* [INFORMATION SUPPLIED]:
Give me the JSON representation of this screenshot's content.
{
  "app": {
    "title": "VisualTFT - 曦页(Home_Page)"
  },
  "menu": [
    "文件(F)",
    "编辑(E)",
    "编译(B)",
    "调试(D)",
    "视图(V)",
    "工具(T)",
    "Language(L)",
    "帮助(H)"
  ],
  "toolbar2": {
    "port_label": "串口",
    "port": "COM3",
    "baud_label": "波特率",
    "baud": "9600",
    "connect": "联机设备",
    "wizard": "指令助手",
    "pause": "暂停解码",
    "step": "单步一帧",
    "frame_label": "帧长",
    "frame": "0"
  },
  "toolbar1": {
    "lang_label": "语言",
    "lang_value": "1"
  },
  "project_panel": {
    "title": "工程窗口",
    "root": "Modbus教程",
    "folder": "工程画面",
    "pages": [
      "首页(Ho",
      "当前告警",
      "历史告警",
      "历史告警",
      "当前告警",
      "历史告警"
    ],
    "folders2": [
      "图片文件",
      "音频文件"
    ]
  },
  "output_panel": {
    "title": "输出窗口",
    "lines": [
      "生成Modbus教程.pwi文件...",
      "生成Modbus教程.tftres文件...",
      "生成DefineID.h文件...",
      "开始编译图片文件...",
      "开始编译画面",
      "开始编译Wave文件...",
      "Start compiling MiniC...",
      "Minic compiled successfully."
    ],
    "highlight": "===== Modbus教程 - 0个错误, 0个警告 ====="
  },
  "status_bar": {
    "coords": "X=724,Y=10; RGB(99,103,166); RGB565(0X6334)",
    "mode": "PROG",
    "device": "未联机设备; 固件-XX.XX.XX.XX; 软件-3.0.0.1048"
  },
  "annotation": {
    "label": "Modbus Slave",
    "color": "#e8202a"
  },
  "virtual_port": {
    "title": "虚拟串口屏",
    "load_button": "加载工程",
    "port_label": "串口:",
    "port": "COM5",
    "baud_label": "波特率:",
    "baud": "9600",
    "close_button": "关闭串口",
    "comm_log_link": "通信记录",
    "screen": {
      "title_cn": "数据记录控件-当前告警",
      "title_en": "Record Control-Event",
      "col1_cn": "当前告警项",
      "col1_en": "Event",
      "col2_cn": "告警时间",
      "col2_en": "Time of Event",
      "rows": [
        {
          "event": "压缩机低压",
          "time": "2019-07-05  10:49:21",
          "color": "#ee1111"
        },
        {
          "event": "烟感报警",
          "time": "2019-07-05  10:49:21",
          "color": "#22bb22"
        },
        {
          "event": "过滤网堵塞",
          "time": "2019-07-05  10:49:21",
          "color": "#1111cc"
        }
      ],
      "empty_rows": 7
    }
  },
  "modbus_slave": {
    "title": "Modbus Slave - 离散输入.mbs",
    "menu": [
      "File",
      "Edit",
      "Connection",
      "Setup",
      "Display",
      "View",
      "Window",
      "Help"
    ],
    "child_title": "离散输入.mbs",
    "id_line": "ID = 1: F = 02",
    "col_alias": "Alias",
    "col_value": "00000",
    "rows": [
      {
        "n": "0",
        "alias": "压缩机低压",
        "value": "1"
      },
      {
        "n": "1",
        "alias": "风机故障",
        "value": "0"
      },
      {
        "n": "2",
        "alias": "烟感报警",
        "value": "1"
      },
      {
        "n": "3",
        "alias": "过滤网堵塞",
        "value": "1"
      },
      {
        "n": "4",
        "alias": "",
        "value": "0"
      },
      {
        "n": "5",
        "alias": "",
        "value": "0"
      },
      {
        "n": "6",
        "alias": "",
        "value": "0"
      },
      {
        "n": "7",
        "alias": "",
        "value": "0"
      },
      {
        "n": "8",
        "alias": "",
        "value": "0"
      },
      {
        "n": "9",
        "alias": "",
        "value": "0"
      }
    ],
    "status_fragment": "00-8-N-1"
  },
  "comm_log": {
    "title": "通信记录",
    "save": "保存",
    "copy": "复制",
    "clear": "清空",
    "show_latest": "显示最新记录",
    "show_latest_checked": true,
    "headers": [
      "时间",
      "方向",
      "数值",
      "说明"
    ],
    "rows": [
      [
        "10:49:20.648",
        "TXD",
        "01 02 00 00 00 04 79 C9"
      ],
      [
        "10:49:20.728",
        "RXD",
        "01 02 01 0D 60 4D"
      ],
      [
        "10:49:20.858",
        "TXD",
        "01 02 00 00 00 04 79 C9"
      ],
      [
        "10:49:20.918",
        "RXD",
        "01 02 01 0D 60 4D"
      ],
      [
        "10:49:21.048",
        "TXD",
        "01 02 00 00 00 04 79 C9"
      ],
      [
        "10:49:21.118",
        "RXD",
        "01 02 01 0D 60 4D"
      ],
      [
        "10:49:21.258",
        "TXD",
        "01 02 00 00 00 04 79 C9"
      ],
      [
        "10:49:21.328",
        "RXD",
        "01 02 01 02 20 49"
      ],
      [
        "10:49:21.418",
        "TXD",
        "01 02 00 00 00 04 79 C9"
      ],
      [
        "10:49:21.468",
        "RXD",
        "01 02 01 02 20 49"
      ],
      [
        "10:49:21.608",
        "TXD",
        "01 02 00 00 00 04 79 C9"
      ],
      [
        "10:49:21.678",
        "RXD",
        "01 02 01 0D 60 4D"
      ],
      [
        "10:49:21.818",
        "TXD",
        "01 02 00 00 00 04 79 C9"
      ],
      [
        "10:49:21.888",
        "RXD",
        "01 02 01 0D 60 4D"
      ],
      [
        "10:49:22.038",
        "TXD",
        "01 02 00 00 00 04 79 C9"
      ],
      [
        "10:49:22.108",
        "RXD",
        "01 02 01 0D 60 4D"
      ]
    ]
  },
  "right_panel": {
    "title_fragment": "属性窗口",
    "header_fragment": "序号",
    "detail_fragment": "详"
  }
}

* [SHORT TASK]: Recopy the entries above in their entirety, exactly.

* [EXERCISE ANSWER]:
Give me the JSON representation of this screenshot's content.
{
  "app": {
    "title": "VisualTFT - 曦页(Home_Page)"
  },
  "menu": [
    "文件(F)",
    "编辑(E)",
    "编译(B)",
    "调试(D)",
    "视图(V)",
    "工具(T)",
    "Language(L)",
    "帮助(H)"
  ],
  "toolbar2": {
    "port_label": "串口",
    "port": "COM3",
    "baud_label": "波特率",
    "baud": "9600",
    "connect": "联机设备",
    "wizard": "指令助手",
    "pause": "暂停解码",
    "step": "单步一帧",
    "frame_label": "帧长",
    "frame": "0"
  },
  "toolbar1": {
    "lang_label": "语言",
    "lang_value": "1"
  },
  "project_panel": {
    "title": "工程窗口",
    "root": "Modbus教程",
    "folder": "工程画面",
    "pages": [
      "首页(Ho",
      "当前告警",
      "历史告警",
      "历史告警",
      "当前告警",
      "历史告警"
    ],
    "folders2": [
      "图片文件",
      "音频文件"
    ]
  },
  "output_panel": {
    "title": "输出窗口",
    "lines": [
      "生成Modbus教程.pwi文件...",
      "生成Modbus教程.tftres文件...",
      "生成DefineID.h文件...",
      "开始编译图片文件...",
      "开始编译画面",
      "开始编译Wave文件...",
      "Start compiling MiniC...",
      "Minic compiled successfully."
    ],
    "highlight": "===== Modbus教程 - 0个错误, 0个警告 ====="
  },
  "status_bar": {
    "coords": "X=724,Y=10; RGB(99,103,166); RGB565(0X6334)",
    "mode": "PROG",
    "device": "未联机设备; 固件-XX.XX.XX.XX; 软件-3.0.0.1048"
  },
  "annotation": {
    "label": "Modbus Slave",
    "color": "#e8202a"
  },
  "virtual_port": {
    "title": "虚拟串口屏",
    "load_button": "加载工程",
    "port_label": "串口:",
    "port": "COM5",
    "baud_label": "波特率:",
    "baud": "9600",
    "close_button": "关闭串口",
    "comm_log_link": "通信记录",
    "screen": {
      "title_cn": "数据记录控件-当前告警",
      "title_en": "Record Control-Event",
      "col1_cn": "当前告警项",
      "col1_en": "Event",
      "col2_cn": "告警时间",
      "col2_en": "Time of Event",
      "rows": [
        {
          "event": "压缩机低压",
          "time": "2019-07-05  10:49:21",
          "color": "#ee1111"
        },
        {
          "event": "烟感报警",
          "time": "2019-07-05  10:49:21",
          "color": "#22bb22"
        },
        {
          "event": "过滤网堵塞",
          "time": "2019-07-05  10:49:21",
          "color": "#1111cc"
        }
      ],
      "empty_rows": 7
    }
  },
  "modbus_slave": {
    "title": "Modbus Slave - 离散输入.mbs",
    "menu": [
      "File",
      "Edit",
      "Connection",
      "Setup",
      "Display",
      "View",
      "Window",
      "Help"
    ],
    "child_title": "离散输入.mbs",
    "id_line": "ID = 1: F = 02",
    "col_alias": "Alias",
    "col_value": "00000",
    "rows": [
      {
        "n": "0",
        "alias": "压缩机低压",
        "value": "1"
      },
      {
        "n": "1",
        "alias": "风机故障",
        "value": "0"
      },
      {
        "n": "2",
        "alias": "烟感报警",
        "value": "1"
      },
      {
        "n": "3",
        "alias": "过滤网堵塞",
        "value": "1"
      },
      {
        "n": "4",
        "alias": "",
        "value": "0"
      },
      {
        "n": "5",
        "alias": "",
        "value": "0"
      },
      {
        "n": "6",
        "alias": "",
        "value": "0"
      },
      {
        "n": "7",
        "alias": "",
        "value": "0"
      },
      {
        "n": "8",
        "alias": "",
        "value": "0"
      },
      {
        "n": "9",
        "alias": "",
        "value": "0"
      }
    ],
    "status_fragment": "00-8-N-1"
  },
  "comm_log": {
    "title": "通信记录",
    "save": "保存",
    "copy": "复制",
    "clear": "清空",
    "show_latest": "显示最新记录",
    "show_latest_checked": true,
    "headers": [
      "时间",
      "方向",
      "数值",
      "说明"
    ],
    "rows": [
      [
        "10:49:20.648",
        "TXD",
        "01 02 00 00 00 04 79 C9"
      ],
      [
        "10:49:20.728",
        "RXD",
        "01 02 01 0D 60 4D"
      ],
      [
        "10:49:20.858",
        "TXD",
        "01 02 00 00 00 04 79 C9"
      ],
      [
        "10:49:20.918",
        "RXD",
        "01 02 01 0D 60 4D"
      ],
      [
        "10:49:21.048",
        "TXD",
        "01 02 00 00 00 04 79 C9"
      ],
      [
        "10:49:21.118",
        "RXD",
        "01 02 01 0D 60 4D"
      ],
      [
        "10:49:21.258",
        "TXD",
        "01 02 00 00 00 04 79 C9"
      ],
      [
        "10:49:21.328",
        "RXD",
        "01 02 01 02 20 49"
      ],
      [
        "10:49:21.418",
        "TXD",
        "01 02 00 00 00 04 79 C9"
      ],
      [
        "10:49:21.468",
        "RXD",
        "01 02 01 02 20 49"
      ],
      [
        "10:49:21.608",
        "TXD",
        "01 02 00 00 00 04 79 C9"
      ],
      [
        "10:49:21.678",
        "RXD",
        "01 02 01 0D 60 4D"
      ],
      [
        "10:49:21.818",
        "TXD",
        "01 02 00 00 00 04 79 C9"
      ],
      [
        "10:49:21.888",
        "RXD",
        "01 02 01 0D 60 4D"
      ],
      [
        "10:49:22.038",
        "TXD",
        "01 02 00 00 00 04 79 C9"
      ],
      [
        "10:49:22.108",
        "RXD",
        "01 02 01 0D 60 4D"
      ]
    ]
  },
  "right_panel": {
    "title_fragment": "属性窗口",
    "header_fragment": "序号",
    "detail_fragment": "详"
  }
}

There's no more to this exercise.